Every line of the data must be copied exactly.

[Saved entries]
<<<<

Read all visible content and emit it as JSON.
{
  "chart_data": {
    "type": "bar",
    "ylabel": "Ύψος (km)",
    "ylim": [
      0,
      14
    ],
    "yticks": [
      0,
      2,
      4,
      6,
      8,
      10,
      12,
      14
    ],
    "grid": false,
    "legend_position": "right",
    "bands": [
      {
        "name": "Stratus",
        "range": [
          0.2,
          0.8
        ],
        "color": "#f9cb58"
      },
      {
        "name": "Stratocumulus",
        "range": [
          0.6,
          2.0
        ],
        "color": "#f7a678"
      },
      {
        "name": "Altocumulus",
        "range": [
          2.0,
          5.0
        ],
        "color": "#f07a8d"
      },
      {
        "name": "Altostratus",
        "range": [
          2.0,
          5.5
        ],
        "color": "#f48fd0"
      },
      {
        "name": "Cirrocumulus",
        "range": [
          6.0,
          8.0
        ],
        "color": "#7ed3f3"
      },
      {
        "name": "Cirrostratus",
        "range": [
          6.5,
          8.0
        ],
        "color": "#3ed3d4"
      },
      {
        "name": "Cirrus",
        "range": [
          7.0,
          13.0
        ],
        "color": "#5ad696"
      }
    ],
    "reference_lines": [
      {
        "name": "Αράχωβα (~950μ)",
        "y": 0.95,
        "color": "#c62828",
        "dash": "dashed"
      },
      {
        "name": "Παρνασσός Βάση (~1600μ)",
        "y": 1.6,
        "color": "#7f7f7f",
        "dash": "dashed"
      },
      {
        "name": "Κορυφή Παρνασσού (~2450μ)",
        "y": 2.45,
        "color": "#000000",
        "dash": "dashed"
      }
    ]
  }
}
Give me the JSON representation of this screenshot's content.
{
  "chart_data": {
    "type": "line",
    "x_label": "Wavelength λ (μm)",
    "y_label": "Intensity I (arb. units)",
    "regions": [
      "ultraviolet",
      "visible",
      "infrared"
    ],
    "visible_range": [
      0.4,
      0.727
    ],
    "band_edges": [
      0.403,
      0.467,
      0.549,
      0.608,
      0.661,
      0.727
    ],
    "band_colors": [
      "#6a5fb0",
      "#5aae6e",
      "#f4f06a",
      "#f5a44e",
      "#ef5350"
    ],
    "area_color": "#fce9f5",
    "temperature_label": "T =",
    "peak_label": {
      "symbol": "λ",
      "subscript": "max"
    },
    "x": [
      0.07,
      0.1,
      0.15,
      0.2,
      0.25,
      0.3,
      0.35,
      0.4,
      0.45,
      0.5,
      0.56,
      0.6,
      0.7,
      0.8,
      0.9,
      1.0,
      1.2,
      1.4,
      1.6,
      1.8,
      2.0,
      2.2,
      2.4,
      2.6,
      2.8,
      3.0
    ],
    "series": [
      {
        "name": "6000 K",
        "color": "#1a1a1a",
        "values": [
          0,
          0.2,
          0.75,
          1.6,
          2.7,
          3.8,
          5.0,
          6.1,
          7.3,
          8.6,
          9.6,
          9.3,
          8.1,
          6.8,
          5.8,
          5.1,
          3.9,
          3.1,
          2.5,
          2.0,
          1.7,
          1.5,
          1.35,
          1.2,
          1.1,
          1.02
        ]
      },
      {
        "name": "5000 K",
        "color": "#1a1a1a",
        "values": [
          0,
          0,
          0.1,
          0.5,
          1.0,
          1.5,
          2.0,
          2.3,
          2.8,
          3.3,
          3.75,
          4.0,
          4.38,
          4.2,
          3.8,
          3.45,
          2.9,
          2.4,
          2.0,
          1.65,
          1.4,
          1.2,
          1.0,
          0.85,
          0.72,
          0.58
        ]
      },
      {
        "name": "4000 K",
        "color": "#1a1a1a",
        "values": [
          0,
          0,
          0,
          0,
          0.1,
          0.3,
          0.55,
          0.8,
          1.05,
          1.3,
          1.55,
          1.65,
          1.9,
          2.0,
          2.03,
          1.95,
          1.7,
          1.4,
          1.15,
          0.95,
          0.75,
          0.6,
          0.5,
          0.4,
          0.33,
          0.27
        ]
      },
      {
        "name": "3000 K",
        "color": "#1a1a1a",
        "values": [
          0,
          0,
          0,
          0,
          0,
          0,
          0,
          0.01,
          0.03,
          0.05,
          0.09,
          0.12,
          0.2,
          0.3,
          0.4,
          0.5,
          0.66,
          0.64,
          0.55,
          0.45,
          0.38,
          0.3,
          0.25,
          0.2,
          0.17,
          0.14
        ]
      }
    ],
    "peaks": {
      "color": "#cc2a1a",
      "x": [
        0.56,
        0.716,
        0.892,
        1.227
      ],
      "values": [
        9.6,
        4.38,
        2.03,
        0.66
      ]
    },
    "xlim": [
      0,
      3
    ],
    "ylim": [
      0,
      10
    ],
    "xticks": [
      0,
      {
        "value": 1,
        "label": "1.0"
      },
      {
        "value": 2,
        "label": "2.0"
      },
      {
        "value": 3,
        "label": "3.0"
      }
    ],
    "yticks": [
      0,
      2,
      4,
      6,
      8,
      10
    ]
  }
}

>>>>

#### [Output for this exercise]
Read all visible content and emit it as JSON.
{
  "chart_data": {
    "type": "bar",
    "ylabel": "Ύψος (km)",
    "ylim": [
      0,
      14
    ],
    "yticks": [
      0,
      2,
      4,
      6,
      8,
      10,
      12,
      14
    ],
    "grid": false,
    "legend_position": "right",
    "bands": [
      {
        "name": "Stratus",
        "range": [
          0.2,
          0.8
        ],
        "color": "#f9cb58"
      },
      {
        "name": "Stratocumulus",
        "range": [
          0.6,
          2.0
        ],
        "color": "#f7a678"
      },
      {
        "name": "Altocumulus",
        "range": [
          2.0,
          5.0
        ],
        "color": "#f07a8d"
      },
      {
        "name": "Altostratus",
        "range": [
          2.0,
          5.5
        ],
        "color": "#f48fd0"
      },
      {
        "name": "Cirrocumulus",
        "range": [
          6.0,
          8.0
        ],
        "color": "#7ed3f3"
      },
      {
        "name": "Cirrostratus",
        "range": [
          6.5,
          8.0
        ],
        "color": "#3ed3d4"
      },
      {
        "name": "Cirrus",
        "range": [
          7.0,
          13.0
        ],
        "color": "#5ad696"
      }
    ],
    "reference_lines": [
      {
        "name": "Αράχωβα (~950μ)",
        "y": 0.95,
        "color": "#c62828",
        "dash": "dashed"
      },
      {
        "name": "Παρνασσός Βάση (~1600μ)",
        "y": 1.6,
        "color": "#7f7f7f",
        "dash": "dashed"
      },
      {
        "name": "Κορυφή Παρνασσού (~2450μ)",
        "y": 2.45,
        "color": "#000000",
        "dash": "dashed"
      }
    ]
  }
}
Give me the JSON representation of this screenshot's content.
{
  "chart_data": {
    "type": "line",
    "x_label": "Wavelength λ (μm)",
    "y_label": "Intensity I (arb. units)",
    "regions": [
      "ultraviolet",
      "visible",
      "infrared"
    ],
    "visible_range": [
      0.4,
      0.727
    ],
    "band_edges": [
      0.403,
      0.467,
      0.549,
      0.608,
      0.661,
      0.727
    ],
    "band_colors": [
      "#6a5fb0",
      "#5aae6e",
      "#f4f06a",
      "#f5a44e",
      "#ef5350"
    ],
    "area_color": "#fce9f5",
    "temperature_label": "T =",
    "peak_label": {
      "symbol": "λ",
      "subscript": "max"
    },
    "x": [
      0.07,
      0.1,
      0.15,
      0.2,
      0.25,
      0.3,
      0.35,
      0.4,
      0.45,
      0.5,
      0.56,
      0.6,
      0.7,
      0.8,
      0.9,
      1.0,
      1.2,
      1.4,
      1.6,
      1.8,
      2.0,
      2.2,
      2.4,
      2.6,
      2.8,
      3.0
    ],
    "series": [
      {
        "name": "6000 K",
        "color": "#1a1a1a",
        "values": [
          0,
          0.2,
          0.75,
          1.6,
          2.7,
          3.8,
          5.0,
          6.1,
          7.3,
          8.6,
          9.6,
          9.3,
          8.1,
          6.8,
          5.8,
          5.1,
          3.9,
          3.1,
          2.5,
          2.0,
          1.7,
          1.5,
          1.35,
          1.2,
          1.1,
          1.02
        ]
      },
      {
        "name": "5000 K",
        "color": "#1a1a1a",
        "values": [
          0,
          0,
          0.1,
          0.5,
          1.0,
          1.5,
          2.0,
          2.3,
          2.8,
          3.3,
          3.75,
          4.0,
          4.38,
          4.2,
          3.8,
          3.45,
          2.9,
          2.4,
          2.0,
          1.65,
          1.4,
          1.2,
          1.0,
          0.85,
          0.72,
          0.58
        ]
      },
      {
        "name": "4000 K",
        "color": "#1a1a1a",
        "values": [
          0,
          0,
          0,
          0,
          0.1,
          0.3,
          0.55,
          0.8,
          1.05,
          1.3,
          1.55,
          1.65,
          1.9,
          2.0,
          2.03,
          1.95,
          1.7,
          1.4,
          1.15,
          0.95,
          0.75,
          0.6,
          0.5,
          0.4,
          0.33,
          0.27
        ]
      },
      {
        "name": "3000 K",
        "color": "#1a1a1a",
        "values": [
          0,
          0,
          0,
          0,
          0,
          0,
          0,
          0.01,
          0.03,
          0.05,
          0.09,
          0.12,
          0.2,
          0.3,
          0.4,
          0.5,
          0.66,
          0.64,
          0.55,
          0.45,
          0.38,
          0.3,
          0.25,
          0.2,
          0.17,
          0.14
        ]
      }
    ],
    "peaks": {
      "color": "#cc2a1a",
      "x": [
        0.56,
        0.716,
        0.892,
        1.227
      ],
      "values": [
        9.6,
        4.38,
        2.03,
        0.66
      ]
    },
    "xlim": [
      0,
      3
    ],
    "ylim": [
      0,
      10
    ],
    "xticks": [
      0,
      {
        "value": 1,
        "label": "1.0"
      },
      {
        "value": 2,
        "label": "2.0"
      },
      {
        "value": 3,
        "label": "3.0"
      }
    ],
    "yticks": [
      0,
      2,
      4,
      6,
      8,
      10
    ]
  }
}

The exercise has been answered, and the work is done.